● **STATED EXERCISE**
Lines that contain "JSON" are to be counted; give only their number.

● **DATA LISTING**
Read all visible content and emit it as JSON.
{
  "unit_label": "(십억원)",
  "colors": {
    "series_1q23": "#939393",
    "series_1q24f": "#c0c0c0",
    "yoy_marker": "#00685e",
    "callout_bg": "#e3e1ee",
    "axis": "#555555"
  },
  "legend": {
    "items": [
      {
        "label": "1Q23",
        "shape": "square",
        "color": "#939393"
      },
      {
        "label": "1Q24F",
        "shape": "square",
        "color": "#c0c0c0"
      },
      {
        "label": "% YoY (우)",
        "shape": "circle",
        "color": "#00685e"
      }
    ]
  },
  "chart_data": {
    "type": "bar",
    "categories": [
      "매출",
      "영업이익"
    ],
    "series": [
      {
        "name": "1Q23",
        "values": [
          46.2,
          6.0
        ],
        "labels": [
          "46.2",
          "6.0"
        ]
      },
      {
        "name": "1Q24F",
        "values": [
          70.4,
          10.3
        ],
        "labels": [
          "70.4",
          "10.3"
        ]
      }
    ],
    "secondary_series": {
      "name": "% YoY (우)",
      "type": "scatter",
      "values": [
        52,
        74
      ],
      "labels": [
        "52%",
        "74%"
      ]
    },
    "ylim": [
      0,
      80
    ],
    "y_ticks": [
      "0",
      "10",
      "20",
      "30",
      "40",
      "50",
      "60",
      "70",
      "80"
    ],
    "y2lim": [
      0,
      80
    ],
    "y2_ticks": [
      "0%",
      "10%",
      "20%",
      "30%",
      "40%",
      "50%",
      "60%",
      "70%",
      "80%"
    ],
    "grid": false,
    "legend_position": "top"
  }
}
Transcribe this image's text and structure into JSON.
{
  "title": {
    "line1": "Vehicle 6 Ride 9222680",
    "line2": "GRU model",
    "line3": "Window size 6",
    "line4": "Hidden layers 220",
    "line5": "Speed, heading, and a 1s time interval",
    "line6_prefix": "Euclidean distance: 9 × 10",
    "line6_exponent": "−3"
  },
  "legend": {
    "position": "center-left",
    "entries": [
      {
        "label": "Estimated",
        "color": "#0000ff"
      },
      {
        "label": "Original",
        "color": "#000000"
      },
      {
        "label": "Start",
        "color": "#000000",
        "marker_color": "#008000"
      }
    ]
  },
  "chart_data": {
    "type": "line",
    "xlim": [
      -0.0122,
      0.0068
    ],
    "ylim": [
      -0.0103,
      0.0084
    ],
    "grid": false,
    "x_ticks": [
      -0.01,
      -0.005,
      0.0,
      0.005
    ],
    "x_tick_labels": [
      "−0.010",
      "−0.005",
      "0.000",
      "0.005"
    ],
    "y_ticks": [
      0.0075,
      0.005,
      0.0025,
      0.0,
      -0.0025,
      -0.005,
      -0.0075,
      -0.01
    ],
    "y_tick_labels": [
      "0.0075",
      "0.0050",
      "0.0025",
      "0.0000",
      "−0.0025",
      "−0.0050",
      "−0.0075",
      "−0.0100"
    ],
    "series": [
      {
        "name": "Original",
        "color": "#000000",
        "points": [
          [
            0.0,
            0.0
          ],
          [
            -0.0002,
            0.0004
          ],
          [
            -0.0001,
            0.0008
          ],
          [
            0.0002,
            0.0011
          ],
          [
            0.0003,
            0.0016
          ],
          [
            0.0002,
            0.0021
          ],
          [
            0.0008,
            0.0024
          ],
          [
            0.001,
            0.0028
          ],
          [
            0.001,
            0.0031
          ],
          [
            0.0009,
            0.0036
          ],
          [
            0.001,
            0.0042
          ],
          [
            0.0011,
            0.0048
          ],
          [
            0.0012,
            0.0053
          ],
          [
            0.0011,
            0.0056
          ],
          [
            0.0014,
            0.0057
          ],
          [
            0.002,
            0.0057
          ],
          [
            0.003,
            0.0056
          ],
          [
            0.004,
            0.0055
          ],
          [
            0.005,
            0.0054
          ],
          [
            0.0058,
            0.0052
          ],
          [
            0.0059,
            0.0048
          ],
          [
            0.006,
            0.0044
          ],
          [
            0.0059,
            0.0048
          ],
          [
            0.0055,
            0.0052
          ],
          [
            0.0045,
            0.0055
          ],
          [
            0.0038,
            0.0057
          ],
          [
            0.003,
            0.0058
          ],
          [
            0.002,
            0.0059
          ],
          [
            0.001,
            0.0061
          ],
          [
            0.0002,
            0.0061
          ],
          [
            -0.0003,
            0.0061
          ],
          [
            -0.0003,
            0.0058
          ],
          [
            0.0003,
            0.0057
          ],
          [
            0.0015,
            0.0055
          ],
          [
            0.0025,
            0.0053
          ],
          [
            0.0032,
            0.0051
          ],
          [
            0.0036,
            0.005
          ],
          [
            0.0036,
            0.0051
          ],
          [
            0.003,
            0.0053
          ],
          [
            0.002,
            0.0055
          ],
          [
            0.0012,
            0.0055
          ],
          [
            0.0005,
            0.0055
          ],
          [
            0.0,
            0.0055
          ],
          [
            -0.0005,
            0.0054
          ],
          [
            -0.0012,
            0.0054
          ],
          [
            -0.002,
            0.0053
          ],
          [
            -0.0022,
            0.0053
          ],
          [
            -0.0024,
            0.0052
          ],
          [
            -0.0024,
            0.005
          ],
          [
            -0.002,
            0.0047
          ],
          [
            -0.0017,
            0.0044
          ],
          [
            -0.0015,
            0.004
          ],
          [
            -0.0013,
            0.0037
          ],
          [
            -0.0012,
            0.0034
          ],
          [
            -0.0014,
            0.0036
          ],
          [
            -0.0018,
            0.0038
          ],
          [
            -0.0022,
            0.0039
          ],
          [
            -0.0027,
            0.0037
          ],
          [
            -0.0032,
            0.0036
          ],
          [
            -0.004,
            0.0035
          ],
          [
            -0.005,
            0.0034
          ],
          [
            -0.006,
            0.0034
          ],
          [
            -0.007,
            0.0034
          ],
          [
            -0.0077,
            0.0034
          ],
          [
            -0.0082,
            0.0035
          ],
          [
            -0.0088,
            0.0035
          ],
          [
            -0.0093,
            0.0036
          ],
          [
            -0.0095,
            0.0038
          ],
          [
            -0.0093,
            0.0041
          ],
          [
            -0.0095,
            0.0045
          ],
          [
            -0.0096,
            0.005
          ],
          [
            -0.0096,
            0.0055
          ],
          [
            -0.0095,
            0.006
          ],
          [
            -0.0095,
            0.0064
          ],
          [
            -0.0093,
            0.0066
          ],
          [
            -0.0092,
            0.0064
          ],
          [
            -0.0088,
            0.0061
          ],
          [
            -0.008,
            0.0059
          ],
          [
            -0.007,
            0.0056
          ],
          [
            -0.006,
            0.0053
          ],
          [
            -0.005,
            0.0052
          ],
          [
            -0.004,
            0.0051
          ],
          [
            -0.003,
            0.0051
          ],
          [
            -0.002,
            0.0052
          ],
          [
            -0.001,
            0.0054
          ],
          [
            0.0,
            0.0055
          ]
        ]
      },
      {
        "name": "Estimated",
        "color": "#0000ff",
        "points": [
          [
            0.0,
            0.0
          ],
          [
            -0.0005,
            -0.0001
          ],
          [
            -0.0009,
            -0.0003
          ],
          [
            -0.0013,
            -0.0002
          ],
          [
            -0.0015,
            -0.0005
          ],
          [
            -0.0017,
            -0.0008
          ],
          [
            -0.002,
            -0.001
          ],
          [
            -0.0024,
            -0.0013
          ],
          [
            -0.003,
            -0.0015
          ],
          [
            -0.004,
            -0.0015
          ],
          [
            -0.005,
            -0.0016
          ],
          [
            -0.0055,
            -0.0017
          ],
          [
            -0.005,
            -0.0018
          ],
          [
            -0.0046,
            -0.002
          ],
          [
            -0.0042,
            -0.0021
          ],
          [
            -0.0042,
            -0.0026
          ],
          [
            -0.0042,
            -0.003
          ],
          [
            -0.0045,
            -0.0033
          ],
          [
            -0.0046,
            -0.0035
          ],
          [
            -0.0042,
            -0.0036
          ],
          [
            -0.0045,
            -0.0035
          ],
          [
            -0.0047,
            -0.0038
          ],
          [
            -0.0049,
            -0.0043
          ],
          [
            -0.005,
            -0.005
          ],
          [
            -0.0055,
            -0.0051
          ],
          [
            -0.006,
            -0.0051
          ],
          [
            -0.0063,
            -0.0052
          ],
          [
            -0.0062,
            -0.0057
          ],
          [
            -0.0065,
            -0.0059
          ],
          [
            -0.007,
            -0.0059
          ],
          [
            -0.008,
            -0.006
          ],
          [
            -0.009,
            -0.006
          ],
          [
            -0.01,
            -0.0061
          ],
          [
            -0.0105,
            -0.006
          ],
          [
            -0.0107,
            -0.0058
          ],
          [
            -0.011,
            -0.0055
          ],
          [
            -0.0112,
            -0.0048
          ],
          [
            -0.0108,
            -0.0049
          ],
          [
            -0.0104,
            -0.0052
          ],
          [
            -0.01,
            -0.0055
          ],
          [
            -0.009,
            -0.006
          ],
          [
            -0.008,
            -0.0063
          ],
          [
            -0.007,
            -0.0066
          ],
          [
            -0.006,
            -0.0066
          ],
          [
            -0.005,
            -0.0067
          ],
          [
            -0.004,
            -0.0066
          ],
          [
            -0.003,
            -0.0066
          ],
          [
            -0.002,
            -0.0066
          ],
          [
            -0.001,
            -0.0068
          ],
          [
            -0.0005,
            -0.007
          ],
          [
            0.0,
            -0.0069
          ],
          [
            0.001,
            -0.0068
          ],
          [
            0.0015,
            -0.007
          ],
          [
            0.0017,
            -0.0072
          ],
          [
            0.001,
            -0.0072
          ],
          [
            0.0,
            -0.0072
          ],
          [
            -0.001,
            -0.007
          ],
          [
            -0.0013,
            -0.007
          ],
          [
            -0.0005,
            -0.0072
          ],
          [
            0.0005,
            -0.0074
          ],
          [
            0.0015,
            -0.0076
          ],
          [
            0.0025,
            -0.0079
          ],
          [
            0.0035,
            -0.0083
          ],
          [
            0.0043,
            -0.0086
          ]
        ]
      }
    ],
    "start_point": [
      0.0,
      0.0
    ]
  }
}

● **THE OUTPUT**
2